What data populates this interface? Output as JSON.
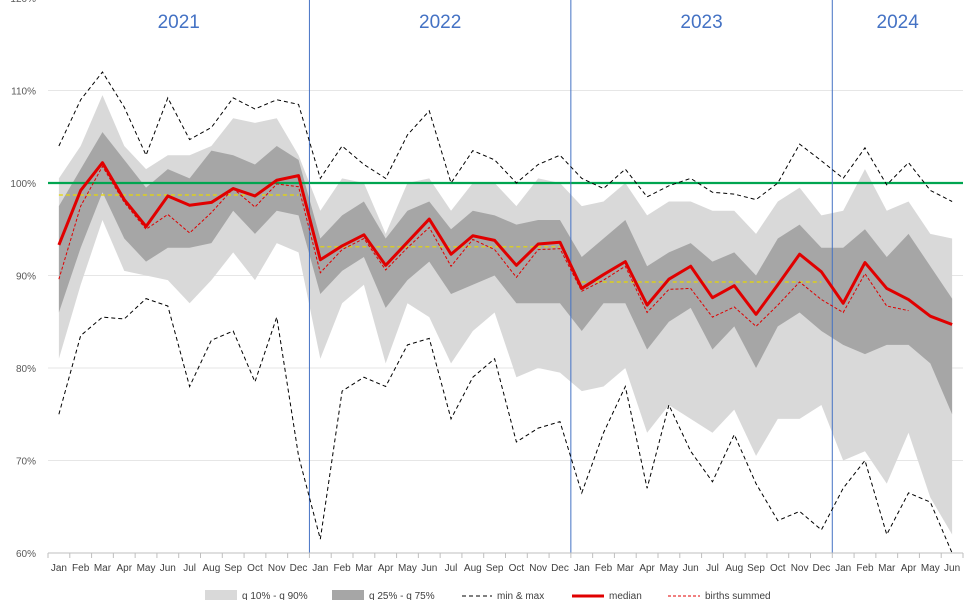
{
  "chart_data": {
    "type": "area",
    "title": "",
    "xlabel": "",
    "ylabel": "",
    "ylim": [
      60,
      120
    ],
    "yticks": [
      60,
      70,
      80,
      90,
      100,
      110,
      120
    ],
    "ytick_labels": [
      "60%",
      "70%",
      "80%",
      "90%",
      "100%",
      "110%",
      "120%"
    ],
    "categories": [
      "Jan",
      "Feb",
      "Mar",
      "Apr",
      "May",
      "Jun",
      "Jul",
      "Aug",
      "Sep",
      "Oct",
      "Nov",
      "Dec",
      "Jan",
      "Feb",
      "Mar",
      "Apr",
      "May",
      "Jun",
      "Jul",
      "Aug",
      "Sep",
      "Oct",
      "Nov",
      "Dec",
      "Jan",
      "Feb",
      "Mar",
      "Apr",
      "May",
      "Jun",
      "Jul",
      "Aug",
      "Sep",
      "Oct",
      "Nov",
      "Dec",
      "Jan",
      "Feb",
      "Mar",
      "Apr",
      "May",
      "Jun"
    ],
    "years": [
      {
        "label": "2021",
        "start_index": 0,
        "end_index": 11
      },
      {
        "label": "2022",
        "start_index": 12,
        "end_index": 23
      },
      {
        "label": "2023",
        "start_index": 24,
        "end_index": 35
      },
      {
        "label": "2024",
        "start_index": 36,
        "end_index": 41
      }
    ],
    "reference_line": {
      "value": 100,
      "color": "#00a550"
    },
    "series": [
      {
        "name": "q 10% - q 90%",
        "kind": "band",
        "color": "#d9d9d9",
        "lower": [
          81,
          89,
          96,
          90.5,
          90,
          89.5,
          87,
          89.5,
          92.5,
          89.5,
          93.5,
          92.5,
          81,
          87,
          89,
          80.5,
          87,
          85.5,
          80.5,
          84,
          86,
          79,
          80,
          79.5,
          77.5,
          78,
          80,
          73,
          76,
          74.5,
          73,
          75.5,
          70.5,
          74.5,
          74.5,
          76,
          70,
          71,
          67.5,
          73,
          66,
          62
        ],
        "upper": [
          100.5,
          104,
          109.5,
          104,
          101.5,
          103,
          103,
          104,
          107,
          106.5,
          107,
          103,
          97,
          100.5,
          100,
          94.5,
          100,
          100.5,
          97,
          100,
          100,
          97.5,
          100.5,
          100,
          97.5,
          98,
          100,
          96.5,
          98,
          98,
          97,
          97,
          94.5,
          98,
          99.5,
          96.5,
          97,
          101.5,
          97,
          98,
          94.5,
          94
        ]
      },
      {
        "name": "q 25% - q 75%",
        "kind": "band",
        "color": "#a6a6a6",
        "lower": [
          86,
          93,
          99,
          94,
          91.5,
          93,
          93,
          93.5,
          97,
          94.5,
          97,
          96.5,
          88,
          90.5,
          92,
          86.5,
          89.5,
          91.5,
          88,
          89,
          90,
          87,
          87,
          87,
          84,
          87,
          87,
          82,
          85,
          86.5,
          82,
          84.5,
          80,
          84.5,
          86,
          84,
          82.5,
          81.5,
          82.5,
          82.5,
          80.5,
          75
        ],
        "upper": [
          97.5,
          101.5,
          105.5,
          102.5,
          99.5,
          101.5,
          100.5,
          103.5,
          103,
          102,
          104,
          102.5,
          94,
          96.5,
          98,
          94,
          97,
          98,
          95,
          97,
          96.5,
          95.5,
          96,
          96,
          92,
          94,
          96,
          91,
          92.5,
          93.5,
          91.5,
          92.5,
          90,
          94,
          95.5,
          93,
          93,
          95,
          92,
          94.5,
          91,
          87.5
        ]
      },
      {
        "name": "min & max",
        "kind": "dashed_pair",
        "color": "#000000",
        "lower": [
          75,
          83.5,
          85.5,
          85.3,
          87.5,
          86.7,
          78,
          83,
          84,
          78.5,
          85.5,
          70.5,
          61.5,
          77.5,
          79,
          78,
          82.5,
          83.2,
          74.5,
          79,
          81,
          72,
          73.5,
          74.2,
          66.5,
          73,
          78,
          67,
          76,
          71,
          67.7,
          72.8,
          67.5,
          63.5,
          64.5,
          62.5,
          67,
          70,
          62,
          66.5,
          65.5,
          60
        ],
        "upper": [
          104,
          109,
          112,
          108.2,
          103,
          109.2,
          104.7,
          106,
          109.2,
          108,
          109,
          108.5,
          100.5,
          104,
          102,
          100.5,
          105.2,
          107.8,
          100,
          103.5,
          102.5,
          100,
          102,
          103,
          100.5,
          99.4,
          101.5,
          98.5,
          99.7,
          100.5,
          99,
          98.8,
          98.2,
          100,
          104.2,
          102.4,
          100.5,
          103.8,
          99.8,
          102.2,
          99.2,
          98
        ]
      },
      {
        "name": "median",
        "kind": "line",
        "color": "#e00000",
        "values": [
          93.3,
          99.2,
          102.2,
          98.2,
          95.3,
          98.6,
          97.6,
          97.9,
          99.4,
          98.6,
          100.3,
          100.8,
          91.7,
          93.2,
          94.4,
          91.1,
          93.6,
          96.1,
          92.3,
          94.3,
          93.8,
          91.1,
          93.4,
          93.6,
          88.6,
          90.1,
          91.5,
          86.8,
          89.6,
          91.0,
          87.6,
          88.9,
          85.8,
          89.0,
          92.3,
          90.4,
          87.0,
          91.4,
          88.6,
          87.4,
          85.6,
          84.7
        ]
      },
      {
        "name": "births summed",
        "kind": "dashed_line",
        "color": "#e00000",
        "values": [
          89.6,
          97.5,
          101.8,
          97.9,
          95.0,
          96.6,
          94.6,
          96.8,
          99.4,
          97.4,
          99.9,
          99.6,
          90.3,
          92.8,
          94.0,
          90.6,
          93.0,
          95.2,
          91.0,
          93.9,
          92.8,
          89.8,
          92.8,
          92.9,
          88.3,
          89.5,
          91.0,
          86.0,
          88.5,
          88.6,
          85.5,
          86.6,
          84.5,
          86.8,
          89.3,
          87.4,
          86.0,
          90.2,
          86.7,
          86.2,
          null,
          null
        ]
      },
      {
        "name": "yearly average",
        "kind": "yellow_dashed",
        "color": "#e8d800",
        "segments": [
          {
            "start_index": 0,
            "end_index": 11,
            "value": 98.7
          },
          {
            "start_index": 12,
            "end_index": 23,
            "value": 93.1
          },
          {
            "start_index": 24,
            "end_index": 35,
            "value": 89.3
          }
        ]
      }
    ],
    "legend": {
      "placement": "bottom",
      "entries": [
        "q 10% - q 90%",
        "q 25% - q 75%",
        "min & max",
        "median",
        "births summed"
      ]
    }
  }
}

**TASK DETAILS:**
Search the preceding listing for "color" and extract every line where it is found.

**FULL ANSWER:**
      "color": "#00a550"
        "color": "#d9d9d9",
        "color": "#a6a6a6",
        "color": "#000000",
        "color": "#e00000",
        "color": "#e00000",
        "color": "#e8d800",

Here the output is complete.